(Records that describe figures)
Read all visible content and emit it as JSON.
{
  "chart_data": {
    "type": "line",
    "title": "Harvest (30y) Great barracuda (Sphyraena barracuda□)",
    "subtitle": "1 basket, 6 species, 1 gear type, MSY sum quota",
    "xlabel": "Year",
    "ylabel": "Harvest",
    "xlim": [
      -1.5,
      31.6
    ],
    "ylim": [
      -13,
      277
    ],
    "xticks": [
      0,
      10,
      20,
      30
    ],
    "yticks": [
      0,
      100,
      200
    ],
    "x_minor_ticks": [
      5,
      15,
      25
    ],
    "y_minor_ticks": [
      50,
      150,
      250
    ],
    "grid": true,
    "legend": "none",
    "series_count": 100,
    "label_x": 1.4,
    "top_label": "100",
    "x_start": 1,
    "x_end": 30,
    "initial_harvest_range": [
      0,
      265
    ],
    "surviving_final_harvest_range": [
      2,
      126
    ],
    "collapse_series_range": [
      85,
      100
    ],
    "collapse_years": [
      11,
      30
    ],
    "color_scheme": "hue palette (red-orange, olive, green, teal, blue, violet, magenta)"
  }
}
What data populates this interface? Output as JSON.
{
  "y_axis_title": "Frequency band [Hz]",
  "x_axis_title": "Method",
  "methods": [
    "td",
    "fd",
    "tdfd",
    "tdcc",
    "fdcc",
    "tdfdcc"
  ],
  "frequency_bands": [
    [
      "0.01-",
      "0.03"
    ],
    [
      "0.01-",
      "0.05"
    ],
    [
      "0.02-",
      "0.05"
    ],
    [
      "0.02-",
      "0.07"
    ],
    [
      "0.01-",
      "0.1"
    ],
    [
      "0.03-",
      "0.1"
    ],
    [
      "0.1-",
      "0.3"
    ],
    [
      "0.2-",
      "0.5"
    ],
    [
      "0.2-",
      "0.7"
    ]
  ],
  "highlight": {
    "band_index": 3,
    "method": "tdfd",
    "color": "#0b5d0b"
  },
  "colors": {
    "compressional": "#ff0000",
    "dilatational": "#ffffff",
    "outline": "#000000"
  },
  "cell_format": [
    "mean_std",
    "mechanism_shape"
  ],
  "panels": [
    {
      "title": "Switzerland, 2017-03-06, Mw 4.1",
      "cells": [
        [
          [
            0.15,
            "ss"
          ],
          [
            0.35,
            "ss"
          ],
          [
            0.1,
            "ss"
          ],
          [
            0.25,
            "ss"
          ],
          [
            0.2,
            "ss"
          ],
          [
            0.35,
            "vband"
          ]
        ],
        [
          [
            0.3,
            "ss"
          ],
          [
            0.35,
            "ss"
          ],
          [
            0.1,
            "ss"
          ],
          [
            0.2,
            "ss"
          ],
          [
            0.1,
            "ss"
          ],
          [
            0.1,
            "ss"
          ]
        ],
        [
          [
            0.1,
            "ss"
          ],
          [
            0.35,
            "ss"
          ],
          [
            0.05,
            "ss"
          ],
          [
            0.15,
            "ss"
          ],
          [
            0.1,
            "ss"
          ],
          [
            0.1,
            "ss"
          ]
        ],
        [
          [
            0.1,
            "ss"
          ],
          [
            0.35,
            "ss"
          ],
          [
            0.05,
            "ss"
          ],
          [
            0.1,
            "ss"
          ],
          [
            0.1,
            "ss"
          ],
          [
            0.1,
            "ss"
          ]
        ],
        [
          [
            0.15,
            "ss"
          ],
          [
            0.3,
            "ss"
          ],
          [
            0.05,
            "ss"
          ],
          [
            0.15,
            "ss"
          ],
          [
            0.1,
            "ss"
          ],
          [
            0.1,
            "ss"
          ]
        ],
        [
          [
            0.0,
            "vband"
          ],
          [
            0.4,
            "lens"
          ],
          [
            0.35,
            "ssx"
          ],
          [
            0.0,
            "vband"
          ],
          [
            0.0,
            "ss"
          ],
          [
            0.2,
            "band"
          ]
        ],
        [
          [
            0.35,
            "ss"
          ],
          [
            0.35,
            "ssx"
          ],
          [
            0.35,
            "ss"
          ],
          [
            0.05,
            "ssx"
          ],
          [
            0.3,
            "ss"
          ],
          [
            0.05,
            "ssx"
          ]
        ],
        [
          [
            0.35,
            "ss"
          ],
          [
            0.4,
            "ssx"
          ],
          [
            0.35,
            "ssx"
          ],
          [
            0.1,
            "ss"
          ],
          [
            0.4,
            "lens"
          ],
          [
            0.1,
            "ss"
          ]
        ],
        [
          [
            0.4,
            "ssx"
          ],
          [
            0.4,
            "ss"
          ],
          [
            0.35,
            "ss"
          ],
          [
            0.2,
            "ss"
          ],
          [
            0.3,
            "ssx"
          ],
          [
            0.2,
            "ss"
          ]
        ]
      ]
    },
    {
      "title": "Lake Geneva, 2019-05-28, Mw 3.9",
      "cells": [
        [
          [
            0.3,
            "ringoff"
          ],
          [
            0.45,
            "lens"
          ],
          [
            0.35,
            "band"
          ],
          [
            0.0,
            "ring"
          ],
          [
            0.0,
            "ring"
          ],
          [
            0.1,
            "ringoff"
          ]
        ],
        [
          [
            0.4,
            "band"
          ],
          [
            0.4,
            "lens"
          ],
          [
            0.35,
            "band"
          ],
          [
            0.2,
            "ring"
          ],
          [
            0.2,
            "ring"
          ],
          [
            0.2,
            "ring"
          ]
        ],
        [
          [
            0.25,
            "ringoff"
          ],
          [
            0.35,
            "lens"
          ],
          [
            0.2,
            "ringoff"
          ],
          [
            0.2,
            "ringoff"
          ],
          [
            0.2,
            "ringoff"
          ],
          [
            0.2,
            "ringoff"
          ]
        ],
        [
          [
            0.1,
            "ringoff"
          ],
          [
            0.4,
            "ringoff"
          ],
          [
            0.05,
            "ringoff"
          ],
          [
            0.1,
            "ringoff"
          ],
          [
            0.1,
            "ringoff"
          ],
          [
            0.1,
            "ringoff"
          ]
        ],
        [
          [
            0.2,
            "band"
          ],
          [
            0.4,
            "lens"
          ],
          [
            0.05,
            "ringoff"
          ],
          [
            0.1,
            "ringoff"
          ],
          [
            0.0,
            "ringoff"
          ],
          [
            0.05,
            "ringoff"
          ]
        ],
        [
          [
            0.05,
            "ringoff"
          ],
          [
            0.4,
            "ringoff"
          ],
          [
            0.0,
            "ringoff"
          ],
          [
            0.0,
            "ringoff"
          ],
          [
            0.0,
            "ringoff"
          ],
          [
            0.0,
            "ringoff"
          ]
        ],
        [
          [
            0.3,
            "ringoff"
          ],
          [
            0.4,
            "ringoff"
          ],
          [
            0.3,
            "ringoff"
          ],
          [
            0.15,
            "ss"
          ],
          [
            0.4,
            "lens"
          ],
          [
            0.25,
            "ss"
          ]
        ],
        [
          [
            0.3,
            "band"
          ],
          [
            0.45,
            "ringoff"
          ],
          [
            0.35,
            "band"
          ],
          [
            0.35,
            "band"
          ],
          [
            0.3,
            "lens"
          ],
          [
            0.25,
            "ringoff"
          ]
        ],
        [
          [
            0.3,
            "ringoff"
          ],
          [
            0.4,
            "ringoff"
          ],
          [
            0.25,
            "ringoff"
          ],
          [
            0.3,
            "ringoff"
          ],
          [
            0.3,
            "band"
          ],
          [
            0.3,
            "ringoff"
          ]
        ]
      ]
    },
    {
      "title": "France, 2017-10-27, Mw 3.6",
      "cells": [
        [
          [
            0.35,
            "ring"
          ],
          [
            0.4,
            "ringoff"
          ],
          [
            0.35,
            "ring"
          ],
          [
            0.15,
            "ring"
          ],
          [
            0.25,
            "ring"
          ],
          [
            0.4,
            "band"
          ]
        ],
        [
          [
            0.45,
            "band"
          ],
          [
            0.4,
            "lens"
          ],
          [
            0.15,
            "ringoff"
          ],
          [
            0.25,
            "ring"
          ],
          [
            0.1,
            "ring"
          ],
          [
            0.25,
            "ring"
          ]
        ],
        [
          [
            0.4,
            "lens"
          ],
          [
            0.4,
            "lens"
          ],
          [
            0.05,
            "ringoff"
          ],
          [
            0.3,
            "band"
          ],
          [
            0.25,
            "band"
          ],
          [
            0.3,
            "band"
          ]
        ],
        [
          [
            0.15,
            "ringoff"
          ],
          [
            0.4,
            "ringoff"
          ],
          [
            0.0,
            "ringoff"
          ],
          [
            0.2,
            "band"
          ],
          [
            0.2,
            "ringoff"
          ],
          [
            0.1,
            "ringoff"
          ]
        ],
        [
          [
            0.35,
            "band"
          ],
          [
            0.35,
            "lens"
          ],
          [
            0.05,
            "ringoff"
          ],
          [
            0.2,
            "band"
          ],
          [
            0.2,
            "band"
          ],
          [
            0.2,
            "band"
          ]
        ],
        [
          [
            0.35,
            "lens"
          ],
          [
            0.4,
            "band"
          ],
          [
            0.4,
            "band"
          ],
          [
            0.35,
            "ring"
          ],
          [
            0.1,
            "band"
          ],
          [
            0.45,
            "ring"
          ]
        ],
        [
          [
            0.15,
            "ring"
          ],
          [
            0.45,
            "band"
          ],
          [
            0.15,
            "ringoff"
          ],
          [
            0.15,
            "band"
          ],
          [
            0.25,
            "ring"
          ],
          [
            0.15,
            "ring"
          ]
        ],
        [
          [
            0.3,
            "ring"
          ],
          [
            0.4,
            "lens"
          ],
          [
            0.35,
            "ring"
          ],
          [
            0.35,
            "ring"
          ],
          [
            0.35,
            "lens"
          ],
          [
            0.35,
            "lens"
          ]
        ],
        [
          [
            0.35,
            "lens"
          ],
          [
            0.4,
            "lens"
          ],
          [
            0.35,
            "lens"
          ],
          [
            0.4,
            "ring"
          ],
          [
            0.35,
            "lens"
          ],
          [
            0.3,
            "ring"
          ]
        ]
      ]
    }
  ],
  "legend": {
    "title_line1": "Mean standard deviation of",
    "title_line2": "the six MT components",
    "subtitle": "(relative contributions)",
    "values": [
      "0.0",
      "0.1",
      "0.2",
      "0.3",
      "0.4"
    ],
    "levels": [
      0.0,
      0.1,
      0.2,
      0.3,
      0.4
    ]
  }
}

**Job**. Find every line that holds "JSON" and copy it.

**Complete response**.
Read all visible content and emit it as JSON.
What data populates this interface? Output as JSON.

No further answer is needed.